Short exercise: Take every line from the listing below that contains "Inches".

-- start of Records to process --

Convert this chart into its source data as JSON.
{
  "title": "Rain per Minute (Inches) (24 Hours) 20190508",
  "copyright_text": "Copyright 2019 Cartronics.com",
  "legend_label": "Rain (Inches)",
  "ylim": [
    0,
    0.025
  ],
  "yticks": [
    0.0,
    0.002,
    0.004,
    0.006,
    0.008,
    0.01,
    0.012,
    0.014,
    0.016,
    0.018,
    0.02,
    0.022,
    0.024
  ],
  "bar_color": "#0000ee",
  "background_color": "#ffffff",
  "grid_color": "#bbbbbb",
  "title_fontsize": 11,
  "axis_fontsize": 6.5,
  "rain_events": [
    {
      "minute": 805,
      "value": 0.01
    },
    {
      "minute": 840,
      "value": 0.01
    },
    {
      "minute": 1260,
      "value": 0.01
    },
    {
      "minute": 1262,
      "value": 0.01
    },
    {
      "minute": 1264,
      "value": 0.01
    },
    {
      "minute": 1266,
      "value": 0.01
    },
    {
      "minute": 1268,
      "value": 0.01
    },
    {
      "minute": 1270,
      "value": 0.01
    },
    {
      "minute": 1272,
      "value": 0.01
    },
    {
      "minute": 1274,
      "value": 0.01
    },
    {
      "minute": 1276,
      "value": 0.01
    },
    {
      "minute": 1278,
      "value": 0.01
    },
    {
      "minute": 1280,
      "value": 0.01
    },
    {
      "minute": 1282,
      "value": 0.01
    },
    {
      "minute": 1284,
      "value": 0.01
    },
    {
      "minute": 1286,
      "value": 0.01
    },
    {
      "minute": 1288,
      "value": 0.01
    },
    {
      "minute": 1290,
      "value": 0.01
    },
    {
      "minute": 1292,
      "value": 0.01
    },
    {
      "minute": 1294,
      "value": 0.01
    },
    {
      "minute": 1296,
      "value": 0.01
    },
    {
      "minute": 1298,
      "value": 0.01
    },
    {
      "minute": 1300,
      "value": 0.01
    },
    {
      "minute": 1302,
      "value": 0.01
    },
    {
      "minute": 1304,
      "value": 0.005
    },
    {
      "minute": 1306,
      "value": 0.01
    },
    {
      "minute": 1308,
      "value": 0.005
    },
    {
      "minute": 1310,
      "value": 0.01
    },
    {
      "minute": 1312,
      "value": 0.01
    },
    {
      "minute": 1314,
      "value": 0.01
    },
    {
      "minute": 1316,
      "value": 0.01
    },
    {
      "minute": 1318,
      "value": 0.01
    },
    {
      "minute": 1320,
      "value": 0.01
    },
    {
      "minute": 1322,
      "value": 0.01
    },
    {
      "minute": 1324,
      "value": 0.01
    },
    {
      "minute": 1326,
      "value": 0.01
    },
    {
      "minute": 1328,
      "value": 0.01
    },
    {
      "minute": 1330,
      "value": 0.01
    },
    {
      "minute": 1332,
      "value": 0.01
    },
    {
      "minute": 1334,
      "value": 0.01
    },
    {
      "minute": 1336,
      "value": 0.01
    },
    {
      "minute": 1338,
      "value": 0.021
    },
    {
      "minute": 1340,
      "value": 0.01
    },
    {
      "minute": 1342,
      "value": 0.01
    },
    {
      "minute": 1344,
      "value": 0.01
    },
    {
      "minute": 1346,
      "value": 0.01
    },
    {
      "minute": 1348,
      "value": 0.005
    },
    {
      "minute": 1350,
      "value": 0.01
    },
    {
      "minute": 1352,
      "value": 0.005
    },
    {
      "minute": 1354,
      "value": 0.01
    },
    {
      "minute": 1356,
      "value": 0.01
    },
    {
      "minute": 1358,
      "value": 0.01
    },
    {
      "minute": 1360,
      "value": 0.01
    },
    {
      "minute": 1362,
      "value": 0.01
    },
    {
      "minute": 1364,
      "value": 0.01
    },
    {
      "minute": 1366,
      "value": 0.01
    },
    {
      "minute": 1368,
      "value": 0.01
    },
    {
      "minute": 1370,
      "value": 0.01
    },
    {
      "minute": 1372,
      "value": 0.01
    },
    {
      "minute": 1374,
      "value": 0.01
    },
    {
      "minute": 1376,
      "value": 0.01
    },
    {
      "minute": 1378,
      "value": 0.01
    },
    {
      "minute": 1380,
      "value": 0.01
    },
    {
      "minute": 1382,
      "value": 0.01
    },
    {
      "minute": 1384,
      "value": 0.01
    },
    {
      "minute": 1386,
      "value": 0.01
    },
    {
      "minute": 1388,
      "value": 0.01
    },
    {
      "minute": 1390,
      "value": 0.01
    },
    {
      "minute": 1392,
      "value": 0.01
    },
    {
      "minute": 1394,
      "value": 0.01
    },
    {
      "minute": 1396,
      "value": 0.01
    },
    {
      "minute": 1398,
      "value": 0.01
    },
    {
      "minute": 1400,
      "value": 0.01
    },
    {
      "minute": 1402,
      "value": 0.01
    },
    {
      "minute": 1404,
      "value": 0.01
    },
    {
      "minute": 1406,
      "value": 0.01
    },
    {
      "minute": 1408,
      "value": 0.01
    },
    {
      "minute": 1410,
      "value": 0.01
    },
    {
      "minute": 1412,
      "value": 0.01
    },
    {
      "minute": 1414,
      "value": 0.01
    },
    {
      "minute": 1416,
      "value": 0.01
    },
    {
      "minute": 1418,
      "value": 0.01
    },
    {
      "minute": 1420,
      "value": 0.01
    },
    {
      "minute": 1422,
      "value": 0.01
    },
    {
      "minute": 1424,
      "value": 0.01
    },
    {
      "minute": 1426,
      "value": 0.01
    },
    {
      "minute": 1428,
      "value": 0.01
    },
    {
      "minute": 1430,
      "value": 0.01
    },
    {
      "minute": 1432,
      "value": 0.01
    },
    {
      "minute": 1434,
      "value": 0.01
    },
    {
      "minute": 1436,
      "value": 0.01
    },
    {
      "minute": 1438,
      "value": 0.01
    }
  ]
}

-- end of Records to process --

Written response:
  "title": "Rain per Minute (Inches) (24 Hours) 20190508",
  "legend_label": "Rain (Inches)",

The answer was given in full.